*WHAT YOU NEED TO DO*:
Check each line of the listing below for the string "Armastus", and give only how many lines hold it.

*EXCERPTED RECORDS*:

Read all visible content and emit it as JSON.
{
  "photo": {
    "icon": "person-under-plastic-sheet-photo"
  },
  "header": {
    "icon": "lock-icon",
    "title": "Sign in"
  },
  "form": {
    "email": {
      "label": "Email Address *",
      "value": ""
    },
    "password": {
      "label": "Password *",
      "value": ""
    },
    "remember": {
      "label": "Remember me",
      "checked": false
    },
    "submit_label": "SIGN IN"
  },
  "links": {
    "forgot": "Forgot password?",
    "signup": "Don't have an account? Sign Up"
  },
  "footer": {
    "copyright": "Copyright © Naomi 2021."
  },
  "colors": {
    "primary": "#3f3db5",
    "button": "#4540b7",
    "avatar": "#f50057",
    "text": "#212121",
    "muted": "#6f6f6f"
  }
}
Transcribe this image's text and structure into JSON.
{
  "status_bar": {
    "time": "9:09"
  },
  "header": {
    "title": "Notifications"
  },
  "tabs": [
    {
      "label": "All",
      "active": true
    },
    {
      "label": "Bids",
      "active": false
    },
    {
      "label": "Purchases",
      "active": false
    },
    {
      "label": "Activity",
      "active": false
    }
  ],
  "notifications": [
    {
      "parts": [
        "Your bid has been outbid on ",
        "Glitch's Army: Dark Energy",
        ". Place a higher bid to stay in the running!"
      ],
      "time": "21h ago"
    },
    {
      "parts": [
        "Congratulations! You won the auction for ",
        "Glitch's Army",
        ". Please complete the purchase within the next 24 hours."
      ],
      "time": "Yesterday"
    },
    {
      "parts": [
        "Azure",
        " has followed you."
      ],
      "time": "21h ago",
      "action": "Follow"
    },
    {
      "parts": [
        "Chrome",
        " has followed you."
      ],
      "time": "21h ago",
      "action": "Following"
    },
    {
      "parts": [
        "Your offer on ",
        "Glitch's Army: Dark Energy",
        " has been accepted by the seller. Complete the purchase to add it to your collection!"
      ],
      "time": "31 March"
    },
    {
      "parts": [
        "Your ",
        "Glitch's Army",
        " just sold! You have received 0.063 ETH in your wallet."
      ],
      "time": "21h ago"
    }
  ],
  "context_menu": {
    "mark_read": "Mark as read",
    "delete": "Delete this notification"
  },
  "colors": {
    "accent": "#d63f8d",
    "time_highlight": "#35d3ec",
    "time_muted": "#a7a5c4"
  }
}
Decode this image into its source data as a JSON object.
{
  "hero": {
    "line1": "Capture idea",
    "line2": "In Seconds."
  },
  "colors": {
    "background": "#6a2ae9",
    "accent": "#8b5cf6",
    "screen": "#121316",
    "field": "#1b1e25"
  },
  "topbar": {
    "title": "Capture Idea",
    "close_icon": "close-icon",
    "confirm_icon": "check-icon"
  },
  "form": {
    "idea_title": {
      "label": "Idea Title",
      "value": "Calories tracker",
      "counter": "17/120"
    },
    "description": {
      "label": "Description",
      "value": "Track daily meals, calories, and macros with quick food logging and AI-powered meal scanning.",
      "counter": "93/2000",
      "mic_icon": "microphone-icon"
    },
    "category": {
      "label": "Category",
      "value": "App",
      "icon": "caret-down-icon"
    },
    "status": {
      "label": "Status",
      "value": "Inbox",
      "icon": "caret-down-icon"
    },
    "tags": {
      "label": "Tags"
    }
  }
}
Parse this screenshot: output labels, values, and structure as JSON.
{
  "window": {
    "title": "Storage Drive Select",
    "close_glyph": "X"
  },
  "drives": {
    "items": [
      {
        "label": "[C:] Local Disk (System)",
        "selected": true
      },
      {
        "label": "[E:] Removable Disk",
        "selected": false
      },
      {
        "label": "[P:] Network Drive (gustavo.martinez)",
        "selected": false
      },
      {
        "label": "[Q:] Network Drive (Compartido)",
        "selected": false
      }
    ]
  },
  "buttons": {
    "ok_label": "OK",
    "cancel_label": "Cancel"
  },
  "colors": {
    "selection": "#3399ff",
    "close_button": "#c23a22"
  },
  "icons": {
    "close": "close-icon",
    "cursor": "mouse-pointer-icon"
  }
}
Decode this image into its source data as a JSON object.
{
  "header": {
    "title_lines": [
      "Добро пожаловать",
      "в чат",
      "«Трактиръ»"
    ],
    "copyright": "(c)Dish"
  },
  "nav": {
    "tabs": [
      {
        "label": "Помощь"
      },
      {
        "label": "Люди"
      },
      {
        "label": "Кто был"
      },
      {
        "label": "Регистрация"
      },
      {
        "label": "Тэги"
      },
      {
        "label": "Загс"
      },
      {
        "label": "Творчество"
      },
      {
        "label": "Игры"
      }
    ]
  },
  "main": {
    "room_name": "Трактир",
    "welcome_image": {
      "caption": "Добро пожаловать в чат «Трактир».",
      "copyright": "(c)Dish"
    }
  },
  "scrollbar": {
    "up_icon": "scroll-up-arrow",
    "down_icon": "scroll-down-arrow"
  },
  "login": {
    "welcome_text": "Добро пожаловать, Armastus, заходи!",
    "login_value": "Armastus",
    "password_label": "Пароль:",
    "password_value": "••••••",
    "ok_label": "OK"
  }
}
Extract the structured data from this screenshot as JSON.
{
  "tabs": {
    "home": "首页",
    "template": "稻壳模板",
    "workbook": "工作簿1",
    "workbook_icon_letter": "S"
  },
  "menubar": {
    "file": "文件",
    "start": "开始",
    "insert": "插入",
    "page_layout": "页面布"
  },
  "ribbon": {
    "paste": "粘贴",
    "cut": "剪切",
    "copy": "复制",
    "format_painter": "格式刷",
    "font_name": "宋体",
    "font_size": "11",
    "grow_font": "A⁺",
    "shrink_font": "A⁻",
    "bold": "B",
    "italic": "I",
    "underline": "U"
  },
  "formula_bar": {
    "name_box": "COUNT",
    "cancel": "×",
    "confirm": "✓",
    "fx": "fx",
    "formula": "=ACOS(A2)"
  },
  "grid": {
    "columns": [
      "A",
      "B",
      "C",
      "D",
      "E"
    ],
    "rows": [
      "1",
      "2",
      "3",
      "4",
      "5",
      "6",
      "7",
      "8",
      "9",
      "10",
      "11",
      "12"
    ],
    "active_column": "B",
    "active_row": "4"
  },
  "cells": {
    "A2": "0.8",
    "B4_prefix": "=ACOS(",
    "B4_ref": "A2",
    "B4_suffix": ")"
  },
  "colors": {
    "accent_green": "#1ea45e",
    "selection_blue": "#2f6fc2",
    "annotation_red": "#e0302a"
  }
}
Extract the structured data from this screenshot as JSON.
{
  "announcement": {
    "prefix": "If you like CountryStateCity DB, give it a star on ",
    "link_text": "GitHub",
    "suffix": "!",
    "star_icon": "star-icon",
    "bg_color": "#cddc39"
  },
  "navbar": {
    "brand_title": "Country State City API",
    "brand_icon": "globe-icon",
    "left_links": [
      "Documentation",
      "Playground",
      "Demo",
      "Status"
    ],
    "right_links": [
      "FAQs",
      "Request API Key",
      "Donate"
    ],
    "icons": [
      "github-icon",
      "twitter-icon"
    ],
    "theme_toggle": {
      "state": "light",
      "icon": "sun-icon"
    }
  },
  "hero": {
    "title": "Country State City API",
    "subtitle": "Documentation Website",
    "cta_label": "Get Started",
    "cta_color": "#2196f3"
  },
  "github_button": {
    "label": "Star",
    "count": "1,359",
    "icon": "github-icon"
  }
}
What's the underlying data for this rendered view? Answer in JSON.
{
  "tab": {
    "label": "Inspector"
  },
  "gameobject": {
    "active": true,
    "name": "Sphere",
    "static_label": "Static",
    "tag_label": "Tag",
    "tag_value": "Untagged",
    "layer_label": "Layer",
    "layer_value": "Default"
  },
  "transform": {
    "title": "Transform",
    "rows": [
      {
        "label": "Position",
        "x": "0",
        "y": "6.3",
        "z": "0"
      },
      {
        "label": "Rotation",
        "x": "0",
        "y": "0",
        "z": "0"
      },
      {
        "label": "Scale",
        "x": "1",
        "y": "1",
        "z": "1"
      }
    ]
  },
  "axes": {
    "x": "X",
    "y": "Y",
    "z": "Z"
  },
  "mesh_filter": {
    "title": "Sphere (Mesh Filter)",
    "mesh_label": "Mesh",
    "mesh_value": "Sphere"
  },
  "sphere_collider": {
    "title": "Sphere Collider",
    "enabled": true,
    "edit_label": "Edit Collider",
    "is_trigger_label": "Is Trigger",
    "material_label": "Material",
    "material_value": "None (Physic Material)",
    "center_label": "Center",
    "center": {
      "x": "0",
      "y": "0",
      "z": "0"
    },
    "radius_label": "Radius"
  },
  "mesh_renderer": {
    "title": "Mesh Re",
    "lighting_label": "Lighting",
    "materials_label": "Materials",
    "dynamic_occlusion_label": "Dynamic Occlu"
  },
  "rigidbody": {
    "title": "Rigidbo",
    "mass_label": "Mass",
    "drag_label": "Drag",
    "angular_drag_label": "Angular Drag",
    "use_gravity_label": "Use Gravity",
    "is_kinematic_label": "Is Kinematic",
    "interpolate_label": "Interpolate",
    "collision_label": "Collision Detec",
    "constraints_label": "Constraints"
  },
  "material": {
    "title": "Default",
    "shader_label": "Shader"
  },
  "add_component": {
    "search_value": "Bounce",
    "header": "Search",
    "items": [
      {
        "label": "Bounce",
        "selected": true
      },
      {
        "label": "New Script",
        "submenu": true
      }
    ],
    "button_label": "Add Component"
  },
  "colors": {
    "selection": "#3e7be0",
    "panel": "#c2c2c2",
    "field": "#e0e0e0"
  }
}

*RESULT BELOW*:
2